Task details:
Extract the text of every entry below exactly; leave images out.

Collection entries
begin
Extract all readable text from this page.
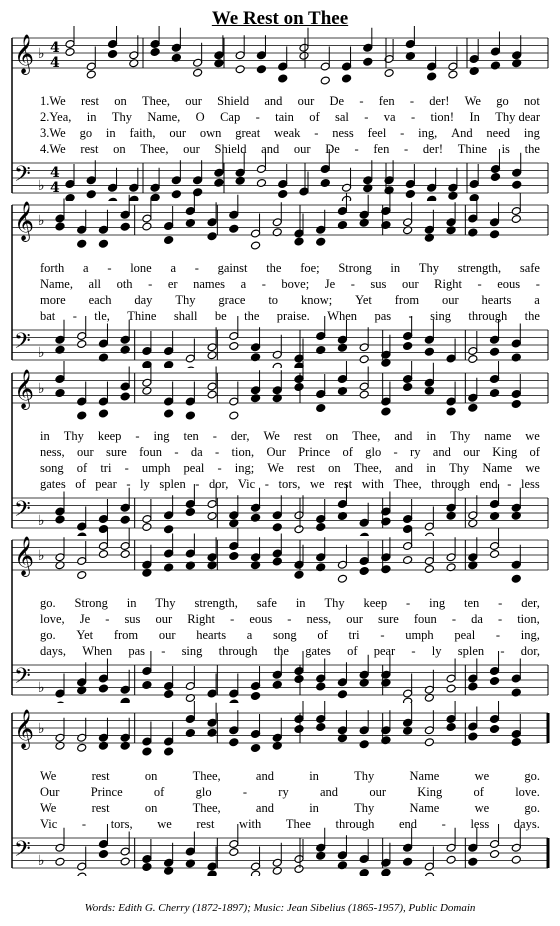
We Rest on Thee
𝄞 ♭ 4
4
𝄢 ♭
4
4
1.We rest on Thee, our Shield and our De - fen - der! We go not
2.Yea, in Thy Name, O Cap - tain of sal - va - tion! In Thy dear
3.We go in faith, our own great weak - ness feel - ing, And need ing
4.We rest on Thee, our Shield and our De - fen - der! Thine is the
𝄞 ♭
𝄢 ♭
forth a - lone a - gainst the foe; Strong in Thy strength, safe
Name, all oth - er names a - bove; Je - sus our Right - eous -
more each day Thy grace to know; Yet from our hearts a
bat - tle, Thine shall be the praise. When pas - sing through the
𝄞 ♭
𝄢 ♭
in Thy keep - ing ten - der, We rest on Thee, and in Thy name we
ness, our sure foun - da - tion, Our Prince of glo - ry and our King of
song of tri - umph peal - ing; We rest on Thee, and in Thy Name we
gates of pear - ly splen - dor, Vic - tors, we rest with Thee, through end - less
𝄞 ♭
𝄢 ♭
go. Strong in Thy strength, safe in Thy keep - ing ten - der,
love, Je - sus our Right - eous - ness, our sure foun - da - tion,
go. Yet from our hearts a song of tri - umph peal - ing,
days, When pas - sing through the gates of pear - ly splen - dor,
𝄞 ♭
𝄢 ♭
We	rest	on	Thee,	and	in	Thy	Name	we	go.
Our	Prince	of	glo	-	ry	and	our	King	of	love.
We	rest	on	Thee,	and	in	Thy	Name	we	go.
Vic - tors, we rest with Thee through end - less days.
Words: Edith G. Cherry (1872-1897); Music: Jean Sibelius (1865-1957), Public Domain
end
The solution:
Extract all readable text from this page.
We Rest on Thee
𝄞 ♭ 4
4
𝄢 ♭
4
4
1.We rest on Thee, our Shield and our De - fen - der! We go not
2.Yea, in Thy Name, O Cap - tain of sal - va - tion! In Thy dear
3.We go in faith, our own great weak - ness feel - ing, And need ing
4.We rest on Thee, our Shield and our De - fen - der! Thine is the
𝄞 ♭
𝄢 ♭
forth a - lone a - gainst the foe; Strong in Thy strength, safe
Name, all oth - er names a - bove; Je - sus our Right - eous -
more each day Thy grace to know; Yet from our hearts a
bat - tle, Thine shall be the praise. When pas - sing through the
𝄞 ♭
𝄢 ♭
in Thy keep - ing ten - der, We rest on Thee, and in Thy name we
ness, our sure foun - da - tion, Our Prince of glo - ry and our King of
song of tri - umph peal - ing; We rest on Thee, and in Thy Name we
gates of pear - ly splen - dor, Vic - tors, we rest with Thee, through end - less
𝄞 ♭
𝄢 ♭
go. Strong in Thy strength, safe in Thy keep - ing ten - der,
love, Je - sus our Right - eous - ness, our sure foun - da - tion,
go. Yet from our hearts a song of tri - umph peal - ing,
days, When pas - sing through the gates of pear - ly splen - dor,
𝄞 ♭
𝄢 ♭
We	rest	on	Thee,	and	in	Thy	Name	we	go.
Our	Prince	of	glo	-	ry	and	our	King	of	love.
We	rest	on	Thee,	and	in	Thy	Name	we	go.
Vic - tors, we rest with Thee through end - less days.
Words: Edith G. Cherry (1872-1897); Music: Jean Sibelius (1865-1957), Public Domain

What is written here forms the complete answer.